◆ THE INPUT ◆
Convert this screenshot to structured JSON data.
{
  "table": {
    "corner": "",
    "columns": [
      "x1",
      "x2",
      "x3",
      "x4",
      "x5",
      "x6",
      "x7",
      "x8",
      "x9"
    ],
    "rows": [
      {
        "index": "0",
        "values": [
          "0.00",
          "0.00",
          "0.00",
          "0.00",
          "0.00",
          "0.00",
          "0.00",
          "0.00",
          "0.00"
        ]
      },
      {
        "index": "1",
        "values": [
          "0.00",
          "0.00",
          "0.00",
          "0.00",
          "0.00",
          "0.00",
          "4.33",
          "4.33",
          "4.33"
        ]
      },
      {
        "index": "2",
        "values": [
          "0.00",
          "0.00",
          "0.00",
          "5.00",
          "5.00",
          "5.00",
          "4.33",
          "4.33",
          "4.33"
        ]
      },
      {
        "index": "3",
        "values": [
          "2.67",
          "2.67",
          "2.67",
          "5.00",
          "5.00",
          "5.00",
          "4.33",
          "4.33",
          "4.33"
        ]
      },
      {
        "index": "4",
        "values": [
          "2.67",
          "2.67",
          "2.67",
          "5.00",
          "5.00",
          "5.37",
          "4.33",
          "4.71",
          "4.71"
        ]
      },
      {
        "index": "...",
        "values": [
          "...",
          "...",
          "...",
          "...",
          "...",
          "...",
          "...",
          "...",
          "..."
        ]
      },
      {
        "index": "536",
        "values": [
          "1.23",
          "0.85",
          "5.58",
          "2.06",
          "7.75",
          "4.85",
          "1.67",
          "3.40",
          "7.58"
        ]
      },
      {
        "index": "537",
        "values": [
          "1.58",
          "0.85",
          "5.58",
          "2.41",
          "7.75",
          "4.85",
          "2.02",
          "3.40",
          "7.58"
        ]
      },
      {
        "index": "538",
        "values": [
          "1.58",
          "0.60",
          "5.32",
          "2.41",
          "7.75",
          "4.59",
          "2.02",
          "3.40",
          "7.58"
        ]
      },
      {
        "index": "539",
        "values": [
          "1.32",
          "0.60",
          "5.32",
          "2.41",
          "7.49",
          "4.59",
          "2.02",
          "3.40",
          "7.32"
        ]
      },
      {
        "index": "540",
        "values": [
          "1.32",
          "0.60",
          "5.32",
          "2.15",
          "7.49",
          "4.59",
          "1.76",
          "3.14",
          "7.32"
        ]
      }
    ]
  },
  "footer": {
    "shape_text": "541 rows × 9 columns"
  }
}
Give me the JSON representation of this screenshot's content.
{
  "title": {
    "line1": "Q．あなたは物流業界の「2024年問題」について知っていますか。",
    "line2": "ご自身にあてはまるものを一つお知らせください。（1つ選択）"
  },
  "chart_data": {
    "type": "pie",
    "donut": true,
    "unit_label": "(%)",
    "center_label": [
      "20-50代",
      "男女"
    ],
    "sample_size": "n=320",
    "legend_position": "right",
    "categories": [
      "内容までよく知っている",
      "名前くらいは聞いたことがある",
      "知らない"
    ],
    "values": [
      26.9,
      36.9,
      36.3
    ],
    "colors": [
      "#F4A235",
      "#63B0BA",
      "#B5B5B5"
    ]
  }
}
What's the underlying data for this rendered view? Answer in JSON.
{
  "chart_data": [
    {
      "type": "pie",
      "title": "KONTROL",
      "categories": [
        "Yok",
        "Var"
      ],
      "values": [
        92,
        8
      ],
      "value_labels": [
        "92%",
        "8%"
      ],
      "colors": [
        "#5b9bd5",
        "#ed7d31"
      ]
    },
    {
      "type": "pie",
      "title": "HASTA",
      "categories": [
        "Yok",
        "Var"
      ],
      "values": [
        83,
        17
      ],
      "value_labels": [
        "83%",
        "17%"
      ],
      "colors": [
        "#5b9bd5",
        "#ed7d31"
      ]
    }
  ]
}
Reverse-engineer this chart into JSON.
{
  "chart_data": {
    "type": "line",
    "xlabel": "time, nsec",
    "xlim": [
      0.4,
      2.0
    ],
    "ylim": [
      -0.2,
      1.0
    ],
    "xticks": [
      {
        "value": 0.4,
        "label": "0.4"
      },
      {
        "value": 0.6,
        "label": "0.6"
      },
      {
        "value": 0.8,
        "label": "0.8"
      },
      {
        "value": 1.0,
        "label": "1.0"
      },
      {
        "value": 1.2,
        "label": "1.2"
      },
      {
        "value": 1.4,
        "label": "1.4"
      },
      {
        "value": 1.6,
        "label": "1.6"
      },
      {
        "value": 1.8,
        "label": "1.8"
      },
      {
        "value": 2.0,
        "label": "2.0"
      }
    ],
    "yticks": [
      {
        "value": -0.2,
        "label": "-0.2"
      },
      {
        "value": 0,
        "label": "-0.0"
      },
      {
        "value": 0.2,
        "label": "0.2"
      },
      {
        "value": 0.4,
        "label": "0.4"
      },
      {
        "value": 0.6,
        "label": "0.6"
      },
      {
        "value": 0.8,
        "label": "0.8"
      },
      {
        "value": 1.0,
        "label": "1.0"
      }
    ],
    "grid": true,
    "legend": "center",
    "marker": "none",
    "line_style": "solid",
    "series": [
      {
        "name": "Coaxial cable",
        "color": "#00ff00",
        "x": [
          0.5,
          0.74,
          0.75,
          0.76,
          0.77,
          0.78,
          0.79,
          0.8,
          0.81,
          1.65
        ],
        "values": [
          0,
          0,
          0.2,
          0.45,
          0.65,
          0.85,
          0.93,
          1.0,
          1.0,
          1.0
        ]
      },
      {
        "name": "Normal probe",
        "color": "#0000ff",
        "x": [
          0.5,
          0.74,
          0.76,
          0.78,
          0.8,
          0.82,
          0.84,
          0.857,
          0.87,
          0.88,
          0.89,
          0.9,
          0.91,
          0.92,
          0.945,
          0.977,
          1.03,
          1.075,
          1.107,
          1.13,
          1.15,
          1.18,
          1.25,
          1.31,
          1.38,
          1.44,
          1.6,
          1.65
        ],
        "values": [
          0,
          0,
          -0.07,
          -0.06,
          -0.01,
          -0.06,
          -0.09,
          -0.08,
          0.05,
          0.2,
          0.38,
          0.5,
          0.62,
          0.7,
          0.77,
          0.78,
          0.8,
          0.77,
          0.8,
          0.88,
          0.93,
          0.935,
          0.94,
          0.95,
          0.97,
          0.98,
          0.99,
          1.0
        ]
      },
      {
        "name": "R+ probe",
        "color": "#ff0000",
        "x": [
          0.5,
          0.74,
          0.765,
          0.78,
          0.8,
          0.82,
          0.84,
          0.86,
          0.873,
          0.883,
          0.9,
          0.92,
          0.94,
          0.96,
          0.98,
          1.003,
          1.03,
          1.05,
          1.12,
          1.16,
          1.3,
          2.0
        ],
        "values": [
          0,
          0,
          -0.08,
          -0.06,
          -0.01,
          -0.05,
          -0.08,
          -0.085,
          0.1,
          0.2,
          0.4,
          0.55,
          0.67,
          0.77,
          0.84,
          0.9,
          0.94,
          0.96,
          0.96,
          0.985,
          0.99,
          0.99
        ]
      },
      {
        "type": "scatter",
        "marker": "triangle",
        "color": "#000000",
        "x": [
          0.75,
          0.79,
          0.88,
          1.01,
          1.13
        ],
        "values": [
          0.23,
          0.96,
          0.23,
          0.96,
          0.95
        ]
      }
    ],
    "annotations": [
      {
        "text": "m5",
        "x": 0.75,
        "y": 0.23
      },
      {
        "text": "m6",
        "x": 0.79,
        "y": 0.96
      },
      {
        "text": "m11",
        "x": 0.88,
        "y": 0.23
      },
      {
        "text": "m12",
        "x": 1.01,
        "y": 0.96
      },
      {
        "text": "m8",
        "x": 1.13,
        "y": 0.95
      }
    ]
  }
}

◆ THE PROBLEM ◆
Look through the records above and report how many lines hold the word "type", giving only the number.

◆ FULL OUTPUT ◆
5